_TASK OBJECTIVE_: Where the data below has the string "Wave", return the whole line.

### LISTED RECORDS ###

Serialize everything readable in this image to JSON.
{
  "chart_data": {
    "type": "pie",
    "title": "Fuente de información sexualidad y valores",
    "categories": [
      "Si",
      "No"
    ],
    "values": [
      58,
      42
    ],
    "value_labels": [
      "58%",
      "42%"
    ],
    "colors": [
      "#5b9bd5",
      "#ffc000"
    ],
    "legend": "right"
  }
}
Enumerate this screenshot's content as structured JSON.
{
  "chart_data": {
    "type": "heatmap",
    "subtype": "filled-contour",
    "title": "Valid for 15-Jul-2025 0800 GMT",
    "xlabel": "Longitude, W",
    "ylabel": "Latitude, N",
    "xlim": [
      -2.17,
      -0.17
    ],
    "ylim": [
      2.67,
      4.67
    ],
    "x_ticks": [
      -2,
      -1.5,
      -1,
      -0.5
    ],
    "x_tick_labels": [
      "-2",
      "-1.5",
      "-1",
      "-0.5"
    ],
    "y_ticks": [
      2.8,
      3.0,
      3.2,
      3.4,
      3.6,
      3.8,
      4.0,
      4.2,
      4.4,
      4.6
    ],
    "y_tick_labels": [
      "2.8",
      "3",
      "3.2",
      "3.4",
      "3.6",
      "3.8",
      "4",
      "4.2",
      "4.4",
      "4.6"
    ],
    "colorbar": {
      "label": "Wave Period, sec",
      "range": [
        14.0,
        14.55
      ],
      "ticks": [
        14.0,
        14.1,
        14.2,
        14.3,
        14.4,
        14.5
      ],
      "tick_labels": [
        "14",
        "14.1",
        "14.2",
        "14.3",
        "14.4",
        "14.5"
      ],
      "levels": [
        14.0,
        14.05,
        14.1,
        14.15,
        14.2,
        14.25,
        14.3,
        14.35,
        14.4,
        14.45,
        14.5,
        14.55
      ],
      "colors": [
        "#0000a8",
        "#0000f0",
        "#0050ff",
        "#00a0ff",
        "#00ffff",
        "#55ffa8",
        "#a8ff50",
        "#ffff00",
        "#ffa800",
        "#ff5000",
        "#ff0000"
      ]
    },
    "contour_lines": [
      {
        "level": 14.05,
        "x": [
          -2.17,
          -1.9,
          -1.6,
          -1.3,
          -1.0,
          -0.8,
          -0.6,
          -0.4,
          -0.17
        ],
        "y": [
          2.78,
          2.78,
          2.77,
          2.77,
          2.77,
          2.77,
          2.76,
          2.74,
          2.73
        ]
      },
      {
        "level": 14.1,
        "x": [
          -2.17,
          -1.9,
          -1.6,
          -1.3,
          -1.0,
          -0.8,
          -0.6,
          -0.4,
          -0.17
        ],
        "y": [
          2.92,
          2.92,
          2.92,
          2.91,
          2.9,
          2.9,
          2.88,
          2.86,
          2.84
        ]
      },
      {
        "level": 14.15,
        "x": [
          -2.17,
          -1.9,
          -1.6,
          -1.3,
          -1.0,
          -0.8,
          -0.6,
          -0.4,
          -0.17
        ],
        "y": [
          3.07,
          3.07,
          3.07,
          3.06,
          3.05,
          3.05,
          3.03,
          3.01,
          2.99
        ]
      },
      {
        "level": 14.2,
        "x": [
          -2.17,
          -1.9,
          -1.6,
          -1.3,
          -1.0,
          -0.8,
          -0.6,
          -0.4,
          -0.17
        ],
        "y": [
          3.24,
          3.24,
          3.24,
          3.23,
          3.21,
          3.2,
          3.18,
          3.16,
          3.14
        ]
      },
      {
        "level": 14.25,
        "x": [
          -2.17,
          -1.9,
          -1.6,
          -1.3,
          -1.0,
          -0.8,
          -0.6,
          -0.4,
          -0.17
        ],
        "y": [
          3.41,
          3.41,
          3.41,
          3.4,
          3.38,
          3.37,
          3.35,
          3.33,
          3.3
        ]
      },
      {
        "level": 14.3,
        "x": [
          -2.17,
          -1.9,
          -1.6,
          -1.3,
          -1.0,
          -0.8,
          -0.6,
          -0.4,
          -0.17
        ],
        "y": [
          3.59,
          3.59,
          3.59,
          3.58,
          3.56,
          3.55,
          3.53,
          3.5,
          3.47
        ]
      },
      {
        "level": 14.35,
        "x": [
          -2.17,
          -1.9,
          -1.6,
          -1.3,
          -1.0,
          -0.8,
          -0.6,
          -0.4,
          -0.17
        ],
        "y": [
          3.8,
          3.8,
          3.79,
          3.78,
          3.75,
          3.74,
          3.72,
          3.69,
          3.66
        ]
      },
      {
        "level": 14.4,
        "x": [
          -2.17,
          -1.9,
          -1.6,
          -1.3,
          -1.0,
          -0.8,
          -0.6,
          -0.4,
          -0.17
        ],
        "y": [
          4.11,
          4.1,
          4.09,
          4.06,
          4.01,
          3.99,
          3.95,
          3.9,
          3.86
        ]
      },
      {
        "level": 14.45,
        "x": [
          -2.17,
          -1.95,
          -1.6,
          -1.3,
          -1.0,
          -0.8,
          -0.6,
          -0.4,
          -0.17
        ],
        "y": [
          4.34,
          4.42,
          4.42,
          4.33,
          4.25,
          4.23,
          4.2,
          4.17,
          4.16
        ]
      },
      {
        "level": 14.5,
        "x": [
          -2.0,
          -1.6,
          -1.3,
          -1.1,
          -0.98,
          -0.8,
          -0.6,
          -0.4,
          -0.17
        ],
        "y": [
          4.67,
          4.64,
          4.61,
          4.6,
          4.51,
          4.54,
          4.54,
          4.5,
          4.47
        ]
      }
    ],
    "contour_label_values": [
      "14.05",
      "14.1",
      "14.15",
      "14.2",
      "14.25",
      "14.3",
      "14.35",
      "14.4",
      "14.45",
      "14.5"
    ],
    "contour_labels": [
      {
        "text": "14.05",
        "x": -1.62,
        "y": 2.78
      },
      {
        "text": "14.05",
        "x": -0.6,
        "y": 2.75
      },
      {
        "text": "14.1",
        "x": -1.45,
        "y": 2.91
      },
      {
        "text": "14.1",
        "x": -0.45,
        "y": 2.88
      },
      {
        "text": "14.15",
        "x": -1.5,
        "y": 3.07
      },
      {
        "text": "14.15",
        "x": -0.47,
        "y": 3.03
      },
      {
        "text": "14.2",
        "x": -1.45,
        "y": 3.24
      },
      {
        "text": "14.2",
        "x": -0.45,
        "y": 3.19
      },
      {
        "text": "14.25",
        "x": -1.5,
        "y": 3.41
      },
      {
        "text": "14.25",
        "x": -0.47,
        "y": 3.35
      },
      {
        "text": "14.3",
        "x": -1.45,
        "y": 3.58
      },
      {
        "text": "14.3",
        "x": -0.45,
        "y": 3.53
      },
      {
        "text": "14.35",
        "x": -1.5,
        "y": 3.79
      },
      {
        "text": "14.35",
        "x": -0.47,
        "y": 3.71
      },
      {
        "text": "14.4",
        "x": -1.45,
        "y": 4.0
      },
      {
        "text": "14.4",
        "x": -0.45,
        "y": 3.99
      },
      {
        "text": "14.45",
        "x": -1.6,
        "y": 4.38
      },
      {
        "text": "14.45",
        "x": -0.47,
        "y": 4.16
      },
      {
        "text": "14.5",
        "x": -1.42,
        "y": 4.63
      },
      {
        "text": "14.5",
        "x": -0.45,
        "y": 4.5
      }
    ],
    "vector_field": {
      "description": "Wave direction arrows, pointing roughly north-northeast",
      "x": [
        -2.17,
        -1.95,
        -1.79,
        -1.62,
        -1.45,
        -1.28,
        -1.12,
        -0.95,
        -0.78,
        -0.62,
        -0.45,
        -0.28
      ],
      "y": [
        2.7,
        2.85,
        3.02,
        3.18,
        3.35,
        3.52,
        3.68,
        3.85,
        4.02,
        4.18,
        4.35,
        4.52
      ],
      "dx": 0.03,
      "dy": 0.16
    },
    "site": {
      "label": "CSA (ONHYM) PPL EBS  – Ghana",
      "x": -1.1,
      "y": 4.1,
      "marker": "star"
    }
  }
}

###

_RESPONSE TO THE EXERCISE_:
      "label": "Wave Period, sec",
      "description": "Wave direction arrows, pointing roughly north-northeast",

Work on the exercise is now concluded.